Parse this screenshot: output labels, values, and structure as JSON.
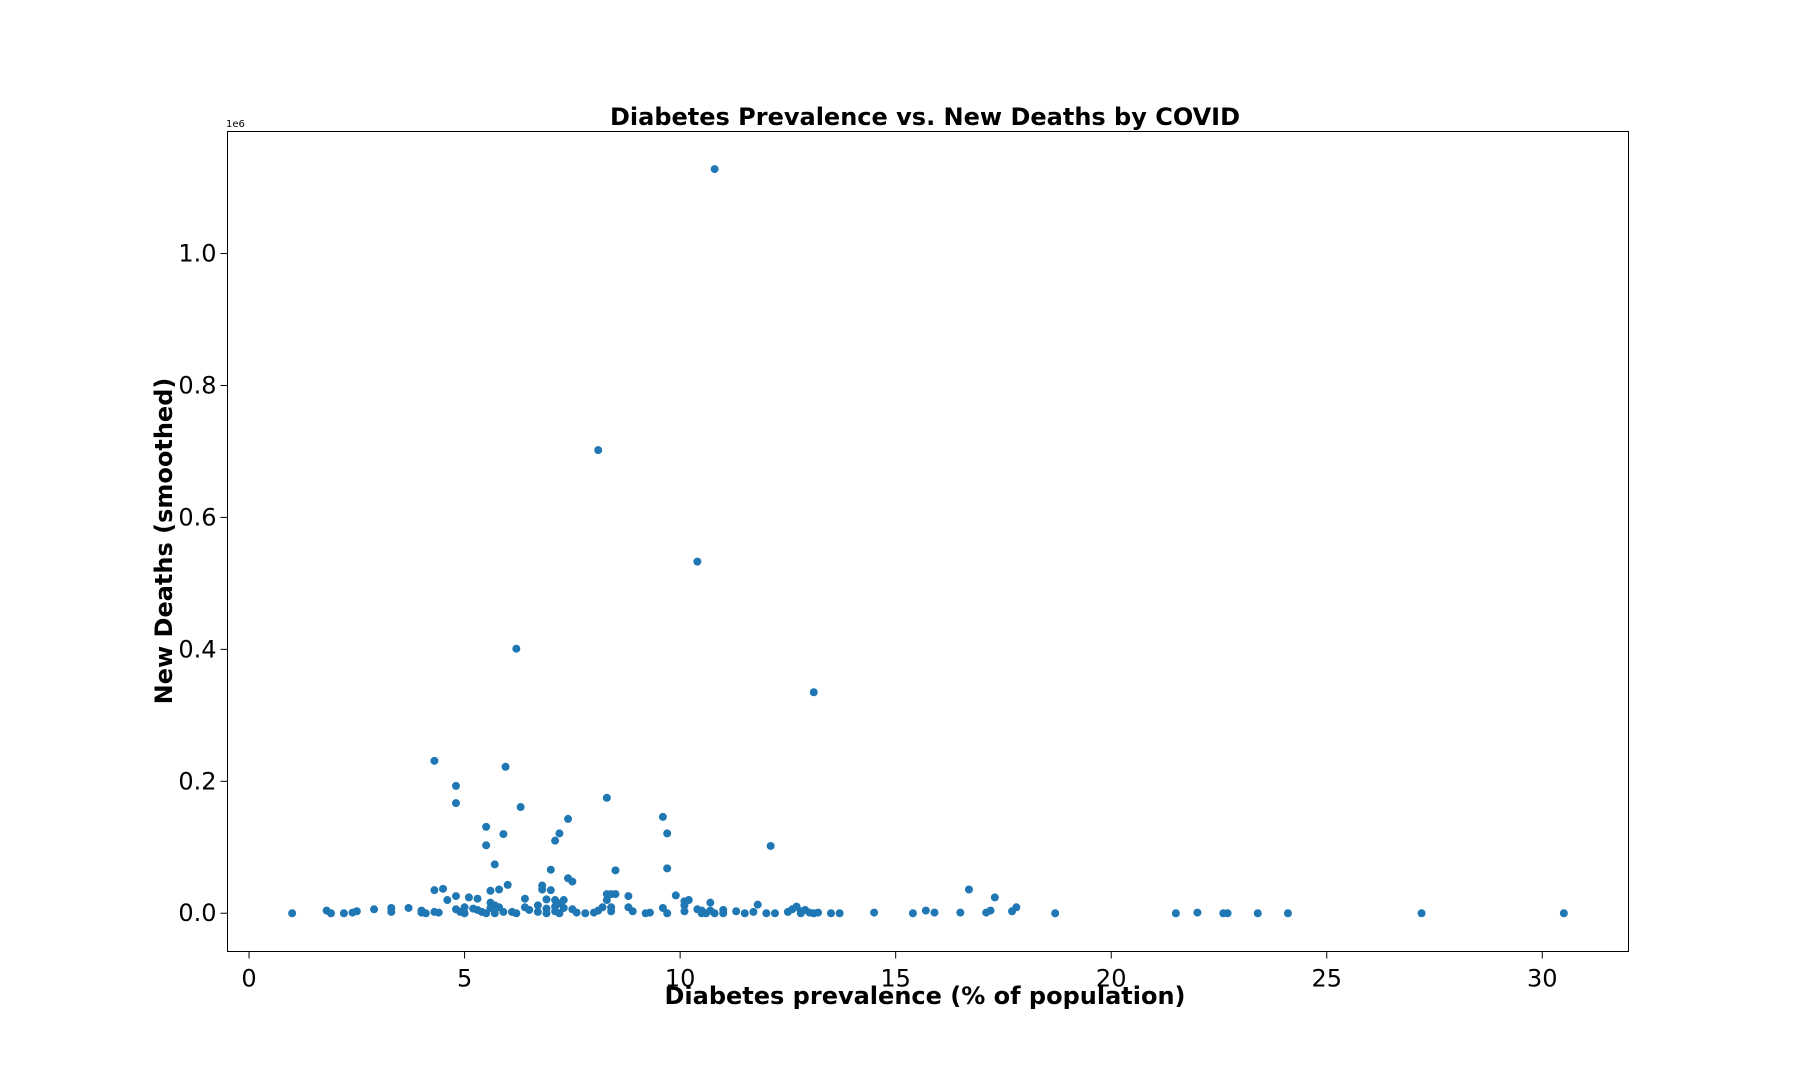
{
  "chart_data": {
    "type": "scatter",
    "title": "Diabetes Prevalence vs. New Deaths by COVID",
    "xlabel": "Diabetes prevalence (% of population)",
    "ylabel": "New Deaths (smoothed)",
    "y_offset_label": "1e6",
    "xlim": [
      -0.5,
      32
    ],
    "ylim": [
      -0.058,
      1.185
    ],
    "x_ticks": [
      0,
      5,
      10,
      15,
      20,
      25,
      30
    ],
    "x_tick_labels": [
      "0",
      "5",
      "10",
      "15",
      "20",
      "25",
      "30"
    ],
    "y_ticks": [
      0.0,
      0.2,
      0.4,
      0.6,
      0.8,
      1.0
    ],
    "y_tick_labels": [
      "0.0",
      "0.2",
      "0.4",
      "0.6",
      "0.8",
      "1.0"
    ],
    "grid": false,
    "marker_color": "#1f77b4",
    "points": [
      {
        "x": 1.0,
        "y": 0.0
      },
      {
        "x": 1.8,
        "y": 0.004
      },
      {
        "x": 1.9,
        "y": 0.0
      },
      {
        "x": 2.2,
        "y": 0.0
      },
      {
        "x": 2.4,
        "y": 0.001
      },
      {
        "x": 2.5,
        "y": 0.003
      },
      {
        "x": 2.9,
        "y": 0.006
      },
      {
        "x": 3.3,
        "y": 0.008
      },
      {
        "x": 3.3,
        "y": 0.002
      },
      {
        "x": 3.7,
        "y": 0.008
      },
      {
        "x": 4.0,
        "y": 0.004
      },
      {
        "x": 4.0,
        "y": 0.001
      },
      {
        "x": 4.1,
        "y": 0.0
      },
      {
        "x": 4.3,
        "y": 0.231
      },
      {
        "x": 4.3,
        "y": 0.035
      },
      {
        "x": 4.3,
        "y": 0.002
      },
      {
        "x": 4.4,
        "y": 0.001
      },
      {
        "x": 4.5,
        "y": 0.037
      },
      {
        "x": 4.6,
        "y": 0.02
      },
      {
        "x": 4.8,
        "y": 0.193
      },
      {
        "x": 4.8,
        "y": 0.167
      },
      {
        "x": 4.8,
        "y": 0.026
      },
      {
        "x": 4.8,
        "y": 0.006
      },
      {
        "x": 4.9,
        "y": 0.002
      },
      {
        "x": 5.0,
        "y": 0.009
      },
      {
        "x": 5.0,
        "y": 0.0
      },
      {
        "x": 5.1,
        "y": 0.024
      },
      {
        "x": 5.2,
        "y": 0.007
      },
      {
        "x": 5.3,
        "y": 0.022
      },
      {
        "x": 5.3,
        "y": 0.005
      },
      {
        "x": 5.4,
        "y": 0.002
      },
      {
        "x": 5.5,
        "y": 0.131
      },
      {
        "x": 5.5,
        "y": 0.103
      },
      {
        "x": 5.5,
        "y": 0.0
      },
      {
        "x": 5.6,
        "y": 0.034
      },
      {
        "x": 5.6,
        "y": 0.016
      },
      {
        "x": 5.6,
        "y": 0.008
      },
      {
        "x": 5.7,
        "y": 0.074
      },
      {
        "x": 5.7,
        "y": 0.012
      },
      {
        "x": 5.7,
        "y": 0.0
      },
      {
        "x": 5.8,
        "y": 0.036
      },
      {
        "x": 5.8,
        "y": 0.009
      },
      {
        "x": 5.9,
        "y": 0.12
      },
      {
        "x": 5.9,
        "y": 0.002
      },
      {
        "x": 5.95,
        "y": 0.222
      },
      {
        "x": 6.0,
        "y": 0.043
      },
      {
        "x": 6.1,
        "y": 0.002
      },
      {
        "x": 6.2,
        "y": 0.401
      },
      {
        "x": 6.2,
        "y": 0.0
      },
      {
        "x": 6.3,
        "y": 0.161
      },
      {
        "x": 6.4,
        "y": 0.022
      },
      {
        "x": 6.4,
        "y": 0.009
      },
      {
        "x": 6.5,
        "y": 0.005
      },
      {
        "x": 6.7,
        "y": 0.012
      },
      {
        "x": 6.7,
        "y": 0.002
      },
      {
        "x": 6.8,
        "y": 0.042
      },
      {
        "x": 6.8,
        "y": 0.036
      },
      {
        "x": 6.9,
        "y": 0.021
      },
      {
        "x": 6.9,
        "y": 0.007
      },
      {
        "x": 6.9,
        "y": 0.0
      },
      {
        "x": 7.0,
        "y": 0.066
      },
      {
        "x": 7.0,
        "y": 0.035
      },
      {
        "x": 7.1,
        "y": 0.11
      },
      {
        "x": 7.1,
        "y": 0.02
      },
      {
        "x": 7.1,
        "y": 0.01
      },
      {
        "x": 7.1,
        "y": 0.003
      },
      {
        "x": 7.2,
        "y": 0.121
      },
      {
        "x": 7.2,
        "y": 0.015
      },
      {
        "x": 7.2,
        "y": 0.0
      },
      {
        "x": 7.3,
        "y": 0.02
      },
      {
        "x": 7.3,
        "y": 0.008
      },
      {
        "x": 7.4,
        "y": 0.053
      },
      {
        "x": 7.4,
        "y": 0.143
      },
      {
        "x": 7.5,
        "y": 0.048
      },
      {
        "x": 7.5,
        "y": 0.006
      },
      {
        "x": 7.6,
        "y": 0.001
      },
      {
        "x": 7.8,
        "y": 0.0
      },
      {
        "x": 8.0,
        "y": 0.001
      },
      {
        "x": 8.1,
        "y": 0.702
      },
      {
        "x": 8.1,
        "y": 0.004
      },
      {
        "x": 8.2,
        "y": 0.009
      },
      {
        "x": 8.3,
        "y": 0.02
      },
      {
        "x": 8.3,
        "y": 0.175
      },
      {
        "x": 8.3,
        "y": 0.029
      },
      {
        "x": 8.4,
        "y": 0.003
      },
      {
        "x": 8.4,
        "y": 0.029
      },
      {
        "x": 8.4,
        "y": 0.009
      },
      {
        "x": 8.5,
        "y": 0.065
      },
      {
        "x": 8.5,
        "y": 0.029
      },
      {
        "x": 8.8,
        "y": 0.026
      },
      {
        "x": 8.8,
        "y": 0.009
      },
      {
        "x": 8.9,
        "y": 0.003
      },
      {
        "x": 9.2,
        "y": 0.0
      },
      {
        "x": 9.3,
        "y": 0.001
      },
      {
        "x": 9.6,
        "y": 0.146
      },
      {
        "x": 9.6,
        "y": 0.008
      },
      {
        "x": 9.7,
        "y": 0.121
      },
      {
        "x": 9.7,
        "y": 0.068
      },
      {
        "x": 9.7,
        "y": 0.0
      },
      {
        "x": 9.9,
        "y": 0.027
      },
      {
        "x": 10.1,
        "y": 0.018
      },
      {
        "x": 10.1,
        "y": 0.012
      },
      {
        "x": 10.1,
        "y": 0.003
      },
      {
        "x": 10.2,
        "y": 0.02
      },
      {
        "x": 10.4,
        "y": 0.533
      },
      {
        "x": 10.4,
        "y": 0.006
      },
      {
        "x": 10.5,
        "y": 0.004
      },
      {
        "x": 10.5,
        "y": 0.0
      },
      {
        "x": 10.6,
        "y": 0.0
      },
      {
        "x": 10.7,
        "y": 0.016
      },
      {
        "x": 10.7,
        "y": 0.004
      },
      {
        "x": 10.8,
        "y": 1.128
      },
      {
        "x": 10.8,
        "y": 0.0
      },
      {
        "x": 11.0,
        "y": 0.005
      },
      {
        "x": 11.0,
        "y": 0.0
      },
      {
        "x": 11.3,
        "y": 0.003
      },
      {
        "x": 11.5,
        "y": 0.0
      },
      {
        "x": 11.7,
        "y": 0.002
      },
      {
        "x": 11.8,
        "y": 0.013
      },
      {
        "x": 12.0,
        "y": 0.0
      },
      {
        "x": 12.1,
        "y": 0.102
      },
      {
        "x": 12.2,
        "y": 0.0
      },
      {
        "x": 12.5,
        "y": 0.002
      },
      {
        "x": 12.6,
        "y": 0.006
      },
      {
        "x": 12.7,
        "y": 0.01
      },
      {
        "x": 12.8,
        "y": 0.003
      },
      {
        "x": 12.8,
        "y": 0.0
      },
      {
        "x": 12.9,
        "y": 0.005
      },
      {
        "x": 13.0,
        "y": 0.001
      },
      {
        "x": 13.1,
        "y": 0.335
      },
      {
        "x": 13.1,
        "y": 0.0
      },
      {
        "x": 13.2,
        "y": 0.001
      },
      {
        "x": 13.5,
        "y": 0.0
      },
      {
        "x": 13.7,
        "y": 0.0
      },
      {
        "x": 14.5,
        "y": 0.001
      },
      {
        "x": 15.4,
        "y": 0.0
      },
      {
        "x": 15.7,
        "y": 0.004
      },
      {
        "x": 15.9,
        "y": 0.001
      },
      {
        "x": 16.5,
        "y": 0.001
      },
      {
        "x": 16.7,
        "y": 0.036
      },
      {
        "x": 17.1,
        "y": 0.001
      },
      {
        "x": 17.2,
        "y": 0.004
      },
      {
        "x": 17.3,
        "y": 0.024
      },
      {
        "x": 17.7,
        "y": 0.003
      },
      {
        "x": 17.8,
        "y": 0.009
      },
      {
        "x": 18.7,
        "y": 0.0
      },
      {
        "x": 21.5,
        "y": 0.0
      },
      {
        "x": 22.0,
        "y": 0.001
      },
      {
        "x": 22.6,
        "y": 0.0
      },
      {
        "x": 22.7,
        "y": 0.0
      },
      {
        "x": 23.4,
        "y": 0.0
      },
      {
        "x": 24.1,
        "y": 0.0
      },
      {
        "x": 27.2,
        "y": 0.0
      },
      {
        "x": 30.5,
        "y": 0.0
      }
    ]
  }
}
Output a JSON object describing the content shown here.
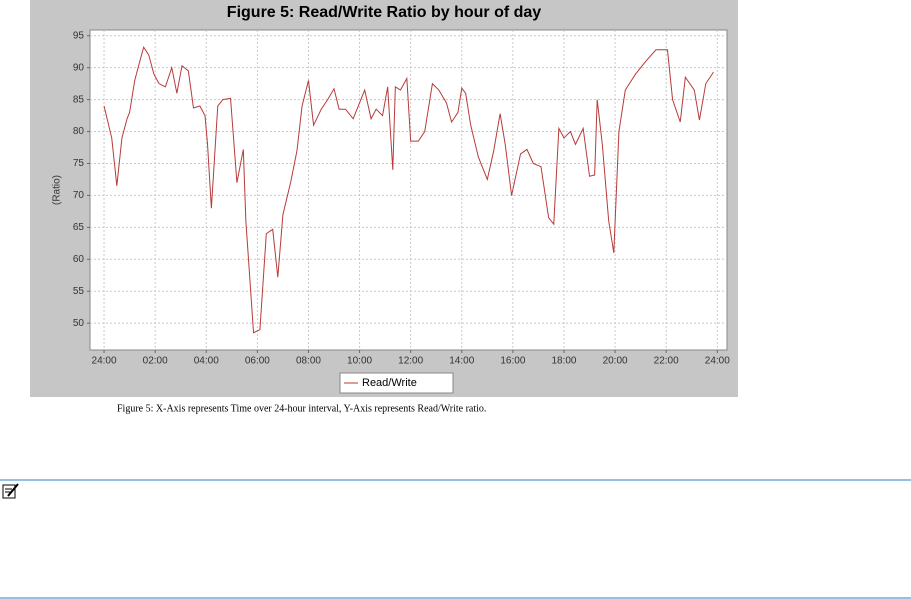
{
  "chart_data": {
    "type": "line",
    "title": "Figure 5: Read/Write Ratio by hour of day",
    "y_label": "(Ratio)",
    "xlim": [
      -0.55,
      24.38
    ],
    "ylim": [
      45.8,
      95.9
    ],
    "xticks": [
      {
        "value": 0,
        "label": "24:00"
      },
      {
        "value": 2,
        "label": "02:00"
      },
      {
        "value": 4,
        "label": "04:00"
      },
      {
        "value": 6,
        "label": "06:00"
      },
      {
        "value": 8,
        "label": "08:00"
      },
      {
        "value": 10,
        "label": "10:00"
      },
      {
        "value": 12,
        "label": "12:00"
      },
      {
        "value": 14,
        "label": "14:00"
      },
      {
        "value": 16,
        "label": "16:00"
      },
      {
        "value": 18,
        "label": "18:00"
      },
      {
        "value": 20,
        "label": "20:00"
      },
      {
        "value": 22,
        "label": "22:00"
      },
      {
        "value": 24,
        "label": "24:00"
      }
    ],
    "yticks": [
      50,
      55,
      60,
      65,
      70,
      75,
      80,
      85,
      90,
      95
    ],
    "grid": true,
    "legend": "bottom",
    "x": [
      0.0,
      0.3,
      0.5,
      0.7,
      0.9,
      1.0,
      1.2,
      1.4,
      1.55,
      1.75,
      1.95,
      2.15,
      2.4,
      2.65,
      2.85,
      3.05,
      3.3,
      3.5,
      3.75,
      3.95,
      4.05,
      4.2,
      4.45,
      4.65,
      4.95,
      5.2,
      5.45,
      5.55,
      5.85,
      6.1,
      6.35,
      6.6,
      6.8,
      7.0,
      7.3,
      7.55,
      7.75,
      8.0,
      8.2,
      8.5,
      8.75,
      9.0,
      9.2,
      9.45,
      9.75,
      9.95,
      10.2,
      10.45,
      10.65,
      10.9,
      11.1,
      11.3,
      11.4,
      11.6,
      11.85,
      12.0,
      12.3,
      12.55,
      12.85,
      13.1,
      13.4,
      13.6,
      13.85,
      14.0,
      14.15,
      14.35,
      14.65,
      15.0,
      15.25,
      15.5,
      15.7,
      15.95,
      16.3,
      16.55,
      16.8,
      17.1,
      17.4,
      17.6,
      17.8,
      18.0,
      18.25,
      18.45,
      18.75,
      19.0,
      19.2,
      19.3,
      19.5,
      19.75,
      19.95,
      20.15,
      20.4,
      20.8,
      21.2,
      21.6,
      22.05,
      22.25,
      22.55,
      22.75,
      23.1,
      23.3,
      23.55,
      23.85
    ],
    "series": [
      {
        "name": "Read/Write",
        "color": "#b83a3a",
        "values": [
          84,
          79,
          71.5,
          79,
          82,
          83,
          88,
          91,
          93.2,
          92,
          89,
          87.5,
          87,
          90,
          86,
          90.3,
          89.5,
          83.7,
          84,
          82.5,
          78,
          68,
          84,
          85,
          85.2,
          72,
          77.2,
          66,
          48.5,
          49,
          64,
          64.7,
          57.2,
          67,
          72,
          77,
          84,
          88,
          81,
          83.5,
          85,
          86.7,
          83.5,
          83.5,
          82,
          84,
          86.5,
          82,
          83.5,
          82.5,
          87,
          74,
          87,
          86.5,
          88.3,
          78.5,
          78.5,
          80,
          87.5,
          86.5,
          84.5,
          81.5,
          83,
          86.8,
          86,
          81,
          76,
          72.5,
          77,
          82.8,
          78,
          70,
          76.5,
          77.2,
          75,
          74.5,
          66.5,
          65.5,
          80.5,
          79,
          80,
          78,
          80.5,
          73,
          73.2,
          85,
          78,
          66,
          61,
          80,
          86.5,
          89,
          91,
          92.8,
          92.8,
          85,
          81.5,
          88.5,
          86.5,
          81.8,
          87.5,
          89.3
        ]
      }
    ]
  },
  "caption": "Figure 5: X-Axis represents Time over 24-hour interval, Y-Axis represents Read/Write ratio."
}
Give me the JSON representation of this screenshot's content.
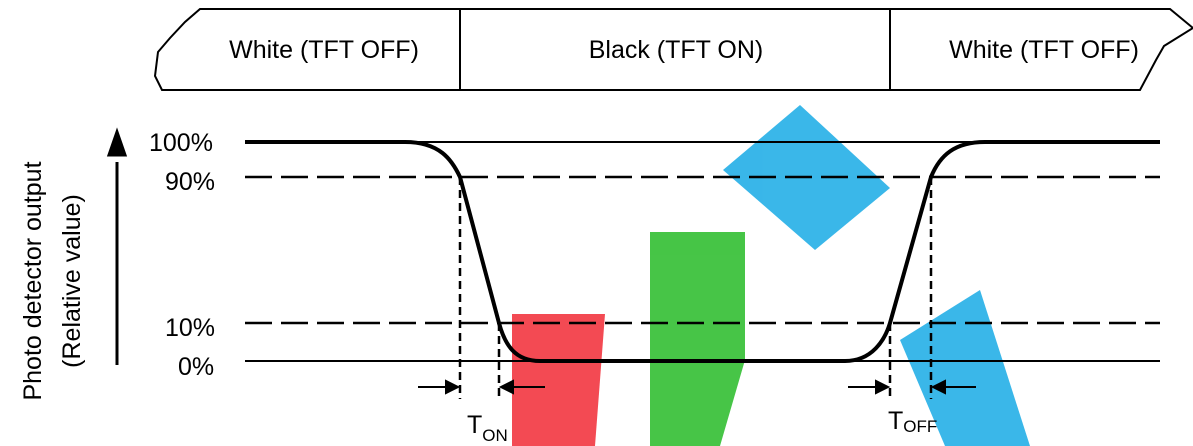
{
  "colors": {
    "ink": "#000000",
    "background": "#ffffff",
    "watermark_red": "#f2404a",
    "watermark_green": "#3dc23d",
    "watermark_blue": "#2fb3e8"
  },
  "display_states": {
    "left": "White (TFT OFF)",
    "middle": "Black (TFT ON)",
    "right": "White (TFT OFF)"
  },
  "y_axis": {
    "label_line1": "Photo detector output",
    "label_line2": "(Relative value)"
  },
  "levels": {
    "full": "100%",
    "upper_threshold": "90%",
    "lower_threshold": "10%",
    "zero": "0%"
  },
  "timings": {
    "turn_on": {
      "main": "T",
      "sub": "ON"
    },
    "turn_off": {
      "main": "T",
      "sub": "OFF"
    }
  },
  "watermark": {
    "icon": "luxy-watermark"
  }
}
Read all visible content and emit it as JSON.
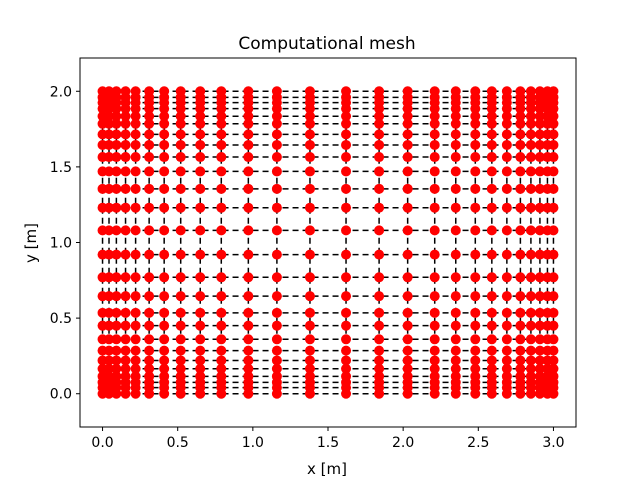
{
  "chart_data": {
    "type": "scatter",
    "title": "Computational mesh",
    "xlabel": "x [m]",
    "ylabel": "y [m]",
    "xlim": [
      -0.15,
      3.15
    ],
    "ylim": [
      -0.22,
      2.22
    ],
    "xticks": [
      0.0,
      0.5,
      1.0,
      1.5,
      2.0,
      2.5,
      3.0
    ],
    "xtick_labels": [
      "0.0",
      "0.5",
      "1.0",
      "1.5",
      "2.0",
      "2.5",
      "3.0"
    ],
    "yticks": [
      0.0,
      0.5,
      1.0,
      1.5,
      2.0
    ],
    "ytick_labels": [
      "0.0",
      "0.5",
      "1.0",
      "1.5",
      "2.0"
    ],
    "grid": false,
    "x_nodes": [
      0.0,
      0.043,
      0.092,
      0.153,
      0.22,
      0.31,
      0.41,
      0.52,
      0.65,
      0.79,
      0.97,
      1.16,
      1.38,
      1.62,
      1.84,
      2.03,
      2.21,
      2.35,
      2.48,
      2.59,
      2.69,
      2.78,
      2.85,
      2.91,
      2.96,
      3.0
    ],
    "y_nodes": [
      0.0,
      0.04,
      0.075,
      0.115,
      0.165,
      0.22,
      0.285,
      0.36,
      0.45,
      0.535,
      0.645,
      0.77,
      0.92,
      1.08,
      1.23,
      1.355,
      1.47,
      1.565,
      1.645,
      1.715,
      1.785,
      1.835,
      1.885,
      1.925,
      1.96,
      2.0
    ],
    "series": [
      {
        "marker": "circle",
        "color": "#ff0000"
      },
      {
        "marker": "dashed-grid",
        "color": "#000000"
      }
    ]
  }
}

*WHAT THE TASK REQUIRES*.
Copy every line above that holds the word "Write".

*SOLUTION FOR THIS PROBLEM*.
    "title": "Figure 5: Read/Write Ratio by hour of day",
        "name": "Read/Write",
  "caption": "Figure 5: X-Axis represents Time over 24-hour interval, Y-Axis represents Read/Write ratio."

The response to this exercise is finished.